All of the lines below are to be transcribed faithfully, with pictures excluded from the copy.

§ Data section
────────
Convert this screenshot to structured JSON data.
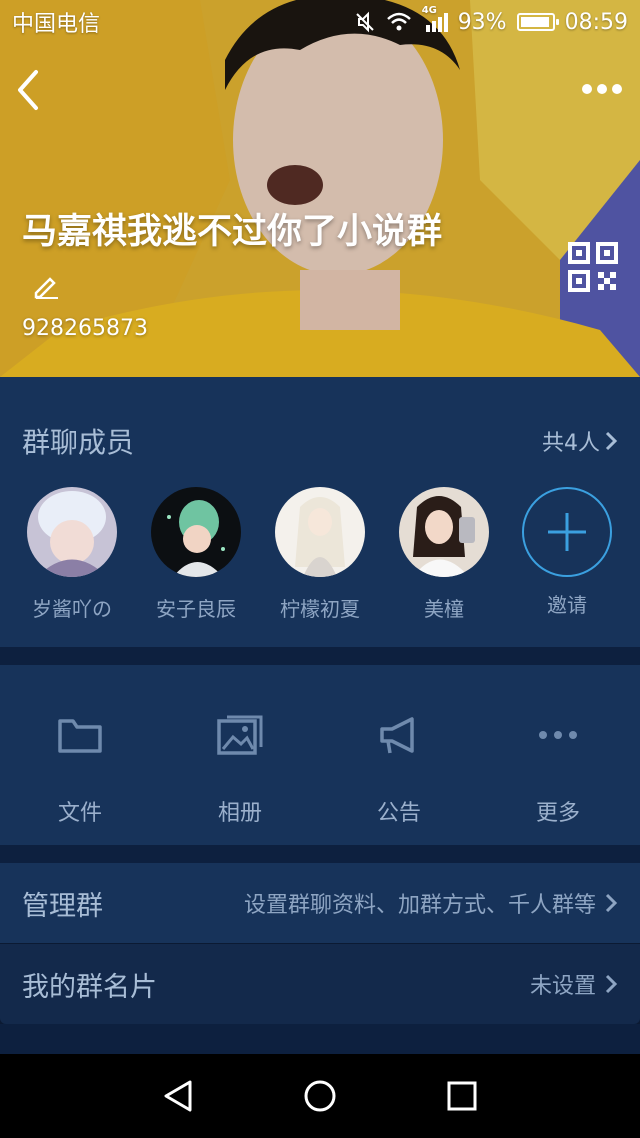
{
  "status": {
    "carrier": "中国电信",
    "network": "4G",
    "battery_percent": "93%",
    "battery_level": 0.93,
    "time": "08:59"
  },
  "header": {
    "title": "马嘉祺我逃不过你了小说群",
    "group_id": "928265873"
  },
  "members": {
    "section_title": "群聊成员",
    "count_label": "共4人",
    "list": [
      {
        "name": "岁酱吖の"
      },
      {
        "name": "安子良辰"
      },
      {
        "name": "柠檬初夏"
      },
      {
        "name": "美橦"
      }
    ],
    "invite_label": "邀请"
  },
  "actions": [
    {
      "label": "文件",
      "icon": "folder-icon"
    },
    {
      "label": "相册",
      "icon": "album-icon"
    },
    {
      "label": "公告",
      "icon": "announcement-icon"
    },
    {
      "label": "更多",
      "icon": "more-dots-icon"
    }
  ],
  "settings": {
    "manage_label": "管理群",
    "manage_desc": "设置群聊资料、加群方式、千人群等",
    "card_label": "我的群名片",
    "card_value": "未设置"
  },
  "colors": {
    "panel": "#17335a",
    "divider": "#0d203f",
    "accent": "#3ba0e0",
    "muted_text": "#8ea5c3"
  }
}
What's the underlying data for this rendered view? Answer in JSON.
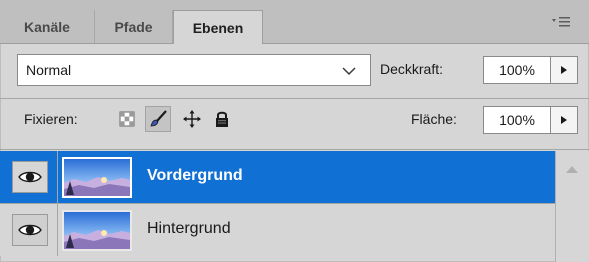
────────
§ In response
Convert this screenshot to structured JSON data.
{
  "status": {
    "carrier": "中国电信",
    "network": "4G",
    "battery_percent": "93%",
    "battery_level": 0.93,
    "time": "08:59"
  },
  "header": {
    "title": "马嘉祺我逃不过你了小说群",
    "group_id": "928265873"
  },
  "members": {
    "section_title": "群聊成员",
    "count_label": "共4人",
    "list": [
      {
        "name": "岁酱吖の"
      },
      {
        "name": "安子良辰"
      },
      {
        "name": "柠檬初夏"
      },
      {
        "name": "美橦"
      }
    ],
    "invite_label": "邀请"
  },
  "actions": [
    {
      "label": "文件",
      "icon": "folder-icon"
    },
    {
      "label": "相册",
      "icon": "album-icon"
    },
    {
      "label": "公告",
      "icon": "announcement-icon"
    },
    {
      "label": "更多",
      "icon": "more-dots-icon"
    }
  ],
  "settings": {
    "manage_label": "管理群",
    "manage_desc": "设置群聊资料、加群方式、千人群等",
    "card_label": "我的群名片",
    "card_value": "未设置"
  },
  "colors": {
    "panel": "#17335a",
    "divider": "#0d203f",
    "accent": "#3ba0e0",
    "muted_text": "#8ea5c3"
  }
}
What's the underlying data for this rendered view? Answer in JSON.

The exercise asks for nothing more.